SET TASK
All records must be quoted exactly. Omit the pictures.

ENTRIES

________

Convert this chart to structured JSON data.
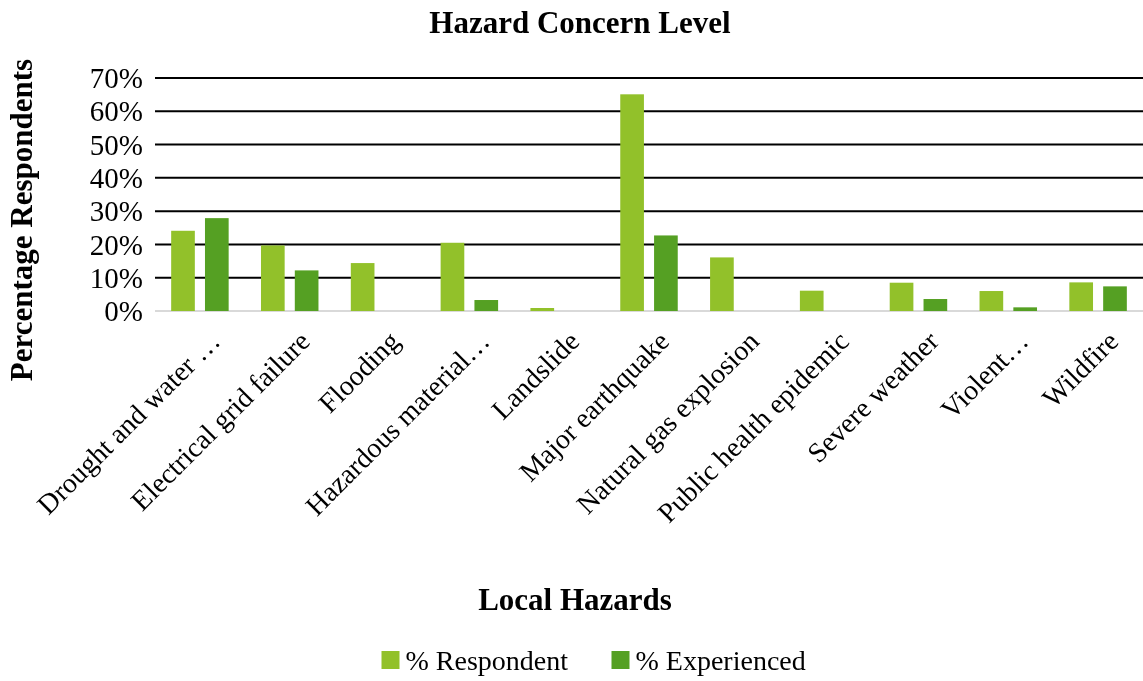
{
  "chart_data": {
    "type": "bar",
    "title": "Hazard Concern Level",
    "xlabel": "Local Hazards",
    "ylabel": "Percentage Respondents",
    "categories": [
      "Drought and water …",
      "Electrical grid failure",
      "Flooding",
      "Hazardous material…",
      "Landslide",
      "Major earthquake",
      "Natural gas explosion",
      "Public health epidemic",
      "Severe weather",
      "Violent…",
      "Wildfire"
    ],
    "series": [
      {
        "name": "% Respondent",
        "color": "#92c12a",
        "values": [
          24.1,
          19.7,
          14.4,
          20.5,
          0.9,
          65.1,
          16.1,
          6.1,
          8.5,
          6.0,
          8.6
        ]
      },
      {
        "name": "% Experienced",
        "color": "#55a023",
        "values": [
          27.9,
          12.2,
          null,
          3.3,
          null,
          22.7,
          null,
          null,
          3.6,
          1.1,
          7.4
        ]
      }
    ],
    "ylim": [
      0,
      70
    ],
    "yticks": [
      {
        "value": 0,
        "label": "0%"
      },
      {
        "value": 10,
        "label": "10%"
      },
      {
        "value": 20,
        "label": "20%"
      },
      {
        "value": 30,
        "label": "30%"
      },
      {
        "value": 40,
        "label": "40%"
      },
      {
        "value": 50,
        "label": "50%"
      },
      {
        "value": 60,
        "label": "60%"
      },
      {
        "value": 70,
        "label": "70%"
      }
    ],
    "grid": "y",
    "legend": "bottom"
  }
}
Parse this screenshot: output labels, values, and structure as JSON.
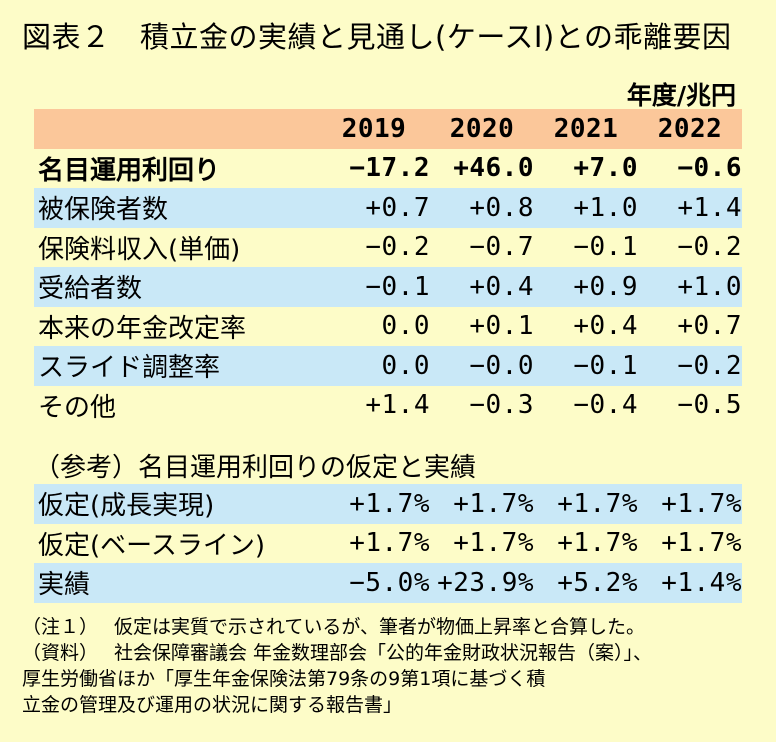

________

SOLUTION TO THE EXERCISE
Convert this chart to structured JSON data.
{
  "chart_data": {
    "type": "bar",
    "title": "Hazard Concern Level",
    "xlabel": "Local Hazards",
    "ylabel": "Percentage Respondents",
    "categories": [
      "Drought and water …",
      "Electrical grid failure",
      "Flooding",
      "Hazardous material…",
      "Landslide",
      "Major earthquake",
      "Natural gas explosion",
      "Public health epidemic",
      "Severe weather",
      "Violent…",
      "Wildfire"
    ],
    "series": [
      {
        "name": "% Respondent",
        "color": "#92c12a",
        "values": [
          24.1,
          19.7,
          14.4,
          20.5,
          0.9,
          65.1,
          16.1,
          6.1,
          8.5,
          6.0,
          8.6
        ]
      },
      {
        "name": "% Experienced",
        "color": "#55a023",
        "values": [
          27.9,
          12.2,
          null,
          3.3,
          null,
          22.7,
          null,
          null,
          3.6,
          1.1,
          7.4
        ]
      }
    ],
    "ylim": [
      0,
      70
    ],
    "yticks": [
      {
        "value": 0,
        "label": "0%"
      },
      {
        "value": 10,
        "label": "10%"
      },
      {
        "value": 20,
        "label": "20%"
      },
      {
        "value": 30,
        "label": "30%"
      },
      {
        "value": 40,
        "label": "40%"
      },
      {
        "value": 50,
        "label": "50%"
      },
      {
        "value": 60,
        "label": "60%"
      },
      {
        "value": 70,
        "label": "70%"
      }
    ],
    "grid": "y",
    "legend": "bottom"
  }
}
Parse this screenshot: output labels, values, and structure as JSON.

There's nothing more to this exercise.